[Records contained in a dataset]
# # #
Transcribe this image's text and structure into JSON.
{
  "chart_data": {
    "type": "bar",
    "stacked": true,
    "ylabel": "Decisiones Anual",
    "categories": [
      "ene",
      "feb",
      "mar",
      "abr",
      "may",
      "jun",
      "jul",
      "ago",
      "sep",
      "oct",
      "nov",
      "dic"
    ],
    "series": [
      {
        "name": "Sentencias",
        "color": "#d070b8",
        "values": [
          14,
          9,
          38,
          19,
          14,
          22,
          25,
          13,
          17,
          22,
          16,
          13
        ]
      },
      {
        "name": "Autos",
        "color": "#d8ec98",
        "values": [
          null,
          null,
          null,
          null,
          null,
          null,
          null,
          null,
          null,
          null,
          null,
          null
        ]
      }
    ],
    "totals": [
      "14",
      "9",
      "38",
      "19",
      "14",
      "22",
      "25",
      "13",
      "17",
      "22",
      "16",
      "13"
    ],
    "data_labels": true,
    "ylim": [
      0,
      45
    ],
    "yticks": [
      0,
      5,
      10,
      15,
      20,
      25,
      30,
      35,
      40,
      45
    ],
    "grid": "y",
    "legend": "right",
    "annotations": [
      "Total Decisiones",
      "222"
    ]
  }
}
# # #
**Exercise prompt:**
Take the data above and return it exactly.

**Result for this exercise:**
Transcribe this image's text and structure into JSON.
{
  "chart_data": {
    "type": "bar",
    "stacked": true,
    "ylabel": "Decisiones Anual",
    "categories": [
      "ene",
      "feb",
      "mar",
      "abr",
      "may",
      "jun",
      "jul",
      "ago",
      "sep",
      "oct",
      "nov",
      "dic"
    ],
    "series": [
      {
        "name": "Sentencias",
        "color": "#d070b8",
        "values": [
          14,
          9,
          38,
          19,
          14,
          22,
          25,
          13,
          17,
          22,
          16,
          13
        ]
      },
      {
        "name": "Autos",
        "color": "#d8ec98",
        "values": [
          null,
          null,
          null,
          null,
          null,
          null,
          null,
          null,
          null,
          null,
          null,
          null
        ]
      }
    ],
    "totals": [
      "14",
      "9",
      "38",
      "19",
      "14",
      "22",
      "25",
      "13",
      "17",
      "22",
      "16",
      "13"
    ],
    "data_labels": true,
    "ylim": [
      0,
      45
    ],
    "yticks": [
      0,
      5,
      10,
      15,
      20,
      25,
      30,
      35,
      40,
      45
    ],
    "grid": "y",
    "legend": "right",
    "annotations": [
      "Total Decisiones",
      "222"
    ]
  }
}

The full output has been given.